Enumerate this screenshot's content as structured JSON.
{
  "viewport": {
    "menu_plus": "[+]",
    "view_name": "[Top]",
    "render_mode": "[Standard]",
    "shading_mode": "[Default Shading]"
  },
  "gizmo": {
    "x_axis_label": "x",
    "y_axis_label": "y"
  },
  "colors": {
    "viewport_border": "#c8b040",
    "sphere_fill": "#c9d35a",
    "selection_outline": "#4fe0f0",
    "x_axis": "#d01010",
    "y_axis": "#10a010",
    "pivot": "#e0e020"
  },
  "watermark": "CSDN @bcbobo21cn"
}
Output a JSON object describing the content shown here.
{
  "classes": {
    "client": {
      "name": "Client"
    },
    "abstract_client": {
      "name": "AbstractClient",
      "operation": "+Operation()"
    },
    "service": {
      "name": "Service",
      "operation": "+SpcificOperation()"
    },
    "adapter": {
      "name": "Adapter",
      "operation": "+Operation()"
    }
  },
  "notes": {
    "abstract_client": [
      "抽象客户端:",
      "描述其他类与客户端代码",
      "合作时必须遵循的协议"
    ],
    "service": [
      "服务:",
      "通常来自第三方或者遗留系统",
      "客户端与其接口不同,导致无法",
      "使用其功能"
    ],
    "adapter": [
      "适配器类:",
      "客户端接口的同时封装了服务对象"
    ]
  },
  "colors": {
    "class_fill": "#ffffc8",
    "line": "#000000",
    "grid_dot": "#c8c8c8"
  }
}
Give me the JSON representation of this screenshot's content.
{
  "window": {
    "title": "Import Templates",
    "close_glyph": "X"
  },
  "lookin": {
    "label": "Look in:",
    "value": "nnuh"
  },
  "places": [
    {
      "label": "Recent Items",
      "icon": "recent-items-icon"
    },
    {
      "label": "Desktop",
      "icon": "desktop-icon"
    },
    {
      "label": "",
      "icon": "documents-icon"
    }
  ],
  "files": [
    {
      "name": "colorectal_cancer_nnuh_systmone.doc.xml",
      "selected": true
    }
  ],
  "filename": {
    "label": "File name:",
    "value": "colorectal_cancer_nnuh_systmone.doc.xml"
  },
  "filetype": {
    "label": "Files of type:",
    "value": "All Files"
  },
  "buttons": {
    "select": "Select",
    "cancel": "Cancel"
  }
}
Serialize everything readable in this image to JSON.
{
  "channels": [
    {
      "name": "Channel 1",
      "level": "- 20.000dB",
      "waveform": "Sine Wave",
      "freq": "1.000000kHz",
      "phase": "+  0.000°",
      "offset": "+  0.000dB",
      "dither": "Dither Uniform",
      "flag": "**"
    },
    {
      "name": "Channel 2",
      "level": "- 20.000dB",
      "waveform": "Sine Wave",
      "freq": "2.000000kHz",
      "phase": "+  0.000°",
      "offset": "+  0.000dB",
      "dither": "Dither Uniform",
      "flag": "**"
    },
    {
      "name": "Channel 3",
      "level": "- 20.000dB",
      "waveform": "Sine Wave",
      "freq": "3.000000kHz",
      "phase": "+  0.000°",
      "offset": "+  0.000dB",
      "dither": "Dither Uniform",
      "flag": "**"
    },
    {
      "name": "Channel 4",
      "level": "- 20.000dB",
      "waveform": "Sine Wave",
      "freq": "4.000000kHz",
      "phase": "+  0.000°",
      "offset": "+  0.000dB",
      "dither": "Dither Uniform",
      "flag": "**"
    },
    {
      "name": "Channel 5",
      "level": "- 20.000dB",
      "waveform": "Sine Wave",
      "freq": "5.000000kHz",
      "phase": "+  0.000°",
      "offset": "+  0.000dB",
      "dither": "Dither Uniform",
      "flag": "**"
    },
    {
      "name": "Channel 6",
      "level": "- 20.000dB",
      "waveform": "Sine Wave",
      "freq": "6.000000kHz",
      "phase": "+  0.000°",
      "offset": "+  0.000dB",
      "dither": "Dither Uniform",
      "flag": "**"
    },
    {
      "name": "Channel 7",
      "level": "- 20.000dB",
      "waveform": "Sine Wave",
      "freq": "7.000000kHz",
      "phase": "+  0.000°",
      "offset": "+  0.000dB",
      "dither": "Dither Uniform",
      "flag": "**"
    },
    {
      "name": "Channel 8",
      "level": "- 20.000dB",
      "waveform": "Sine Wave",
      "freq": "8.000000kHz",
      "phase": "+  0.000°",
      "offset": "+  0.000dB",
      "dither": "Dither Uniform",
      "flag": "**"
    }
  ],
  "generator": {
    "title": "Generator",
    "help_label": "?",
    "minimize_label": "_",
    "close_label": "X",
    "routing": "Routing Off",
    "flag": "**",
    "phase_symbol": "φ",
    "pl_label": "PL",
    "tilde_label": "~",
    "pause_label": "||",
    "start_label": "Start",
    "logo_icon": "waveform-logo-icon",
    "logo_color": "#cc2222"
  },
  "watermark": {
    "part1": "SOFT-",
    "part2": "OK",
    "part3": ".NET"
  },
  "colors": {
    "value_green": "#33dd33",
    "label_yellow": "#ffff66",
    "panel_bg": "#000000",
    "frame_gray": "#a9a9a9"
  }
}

→ **Exercise aim**
Transcribe each entry exactly.

→ **Solution for this task**
Enumerate this screenshot's content as structured JSON.
{
  "viewport": {
    "menu_plus": "[+]",
    "view_name": "[Top]",
    "render_mode": "[Standard]",
    "shading_mode": "[Default Shading]"
  },
  "gizmo": {
    "x_axis_label": "x",
    "y_axis_label": "y"
  },
  "colors": {
    "viewport_border": "#c8b040",
    "sphere_fill": "#c9d35a",
    "selection_outline": "#4fe0f0",
    "x_axis": "#d01010",
    "y_axis": "#10a010",
    "pivot": "#e0e020"
  },
  "watermark": "CSDN @bcbobo21cn"
}
Output a JSON object describing the content shown here.
{
  "classes": {
    "client": {
      "name": "Client"
    },
    "abstract_client": {
      "name": "AbstractClient",
      "operation": "+Operation()"
    },
    "service": {
      "name": "Service",
      "operation": "+SpcificOperation()"
    },
    "adapter": {
      "name": "Adapter",
      "operation": "+Operation()"
    }
  },
  "notes": {
    "abstract_client": [
      "抽象客户端:",
      "描述其他类与客户端代码",
      "合作时必须遵循的协议"
    ],
    "service": [
      "服务:",
      "通常来自第三方或者遗留系统",
      "客户端与其接口不同,导致无法",
      "使用其功能"
    ],
    "adapter": [
      "适配器类:",
      "客户端接口的同时封装了服务对象"
    ]
  },
  "colors": {
    "class_fill": "#ffffc8",
    "line": "#000000",
    "grid_dot": "#c8c8c8"
  }
}
Give me the JSON representation of this screenshot's content.
{
  "window": {
    "title": "Import Templates",
    "close_glyph": "X"
  },
  "lookin": {
    "label": "Look in:",
    "value": "nnuh"
  },
  "places": [
    {
      "label": "Recent Items",
      "icon": "recent-items-icon"
    },
    {
      "label": "Desktop",
      "icon": "desktop-icon"
    },
    {
      "label": "",
      "icon": "documents-icon"
    }
  ],
  "files": [
    {
      "name": "colorectal_cancer_nnuh_systmone.doc.xml",
      "selected": true
    }
  ],
  "filename": {
    "label": "File name:",
    "value": "colorectal_cancer_nnuh_systmone.doc.xml"
  },
  "filetype": {
    "label": "Files of type:",
    "value": "All Files"
  },
  "buttons": {
    "select": "Select",
    "cancel": "Cancel"
  }
}
Serialize everything readable in this image to JSON.
{
  "channels": [
    {
      "name": "Channel 1",
      "level": "- 20.000dB",
      "waveform": "Sine Wave",
      "freq": "1.000000kHz",
      "phase": "+  0.000°",
      "offset": "+  0.000dB",
      "dither": "Dither Uniform",
      "flag": "**"
    },
    {
      "name": "Channel 2",
      "level": "- 20.000dB",
      "waveform": "Sine Wave",
      "freq": "2.000000kHz",
      "phase": "+  0.000°",
      "offset": "+  0.000dB",
      "dither": "Dither Uniform",
      "flag": "**"
    },
    {
      "name": "Channel 3",
      "level": "- 20.000dB",
      "waveform": "Sine Wave",
      "freq": "3.000000kHz",
      "phase": "+  0.000°",
      "offset": "+  0.000dB",
      "dither": "Dither Uniform",
      "flag": "**"
    },
    {
      "name": "Channel 4",
      "level": "- 20.000dB",
      "waveform": "Sine Wave",
      "freq": "4.000000kHz",
      "phase": "+  0.000°",
      "offset": "+  0.000dB",
      "dither": "Dither Uniform",
      "flag": "**"
    },
    {
      "name": "Channel 5",
      "level": "- 20.000dB",
      "waveform": "Sine Wave",
      "freq": "5.000000kHz",
      "phase": "+  0.000°",
      "offset": "+  0.000dB",
      "dither": "Dither Uniform",
      "flag": "**"
    },
    {
      "name": "Channel 6",
      "level": "- 20.000dB",
      "waveform": "Sine Wave",
      "freq": "6.000000kHz",
      "phase": "+  0.000°",
      "offset": "+  0.000dB",
      "dither": "Dither Uniform",
      "flag": "**"
    },
    {
      "name": "Channel 7",
      "level": "- 20.000dB",
      "waveform": "Sine Wave",
      "freq": "7.000000kHz",
      "phase": "+  0.000°",
      "offset": "+  0.000dB",
      "dither": "Dither Uniform",
      "flag": "**"
    },
    {
      "name": "Channel 8",
      "level": "- 20.000dB",
      "waveform": "Sine Wave",
      "freq": "8.000000kHz",
      "phase": "+  0.000°",
      "offset": "+  0.000dB",
      "dither": "Dither Uniform",
      "flag": "**"
    }
  ],
  "generator": {
    "title": "Generator",
    "help_label": "?",
    "minimize_label": "_",
    "close_label": "X",
    "routing": "Routing Off",
    "flag": "**",
    "phase_symbol": "φ",
    "pl_label": "PL",
    "tilde_label": "~",
    "pause_label": "||",
    "start_label": "Start",
    "logo_icon": "waveform-logo-icon",
    "logo_color": "#cc2222"
  },
  "watermark": {
    "part1": "SOFT-",
    "part2": "OK",
    "part3": ".NET"
  },
  "colors": {
    "value_green": "#33dd33",
    "label_yellow": "#ffff66",
    "panel_bg": "#000000",
    "frame_gray": "#a9a9a9"
  }
}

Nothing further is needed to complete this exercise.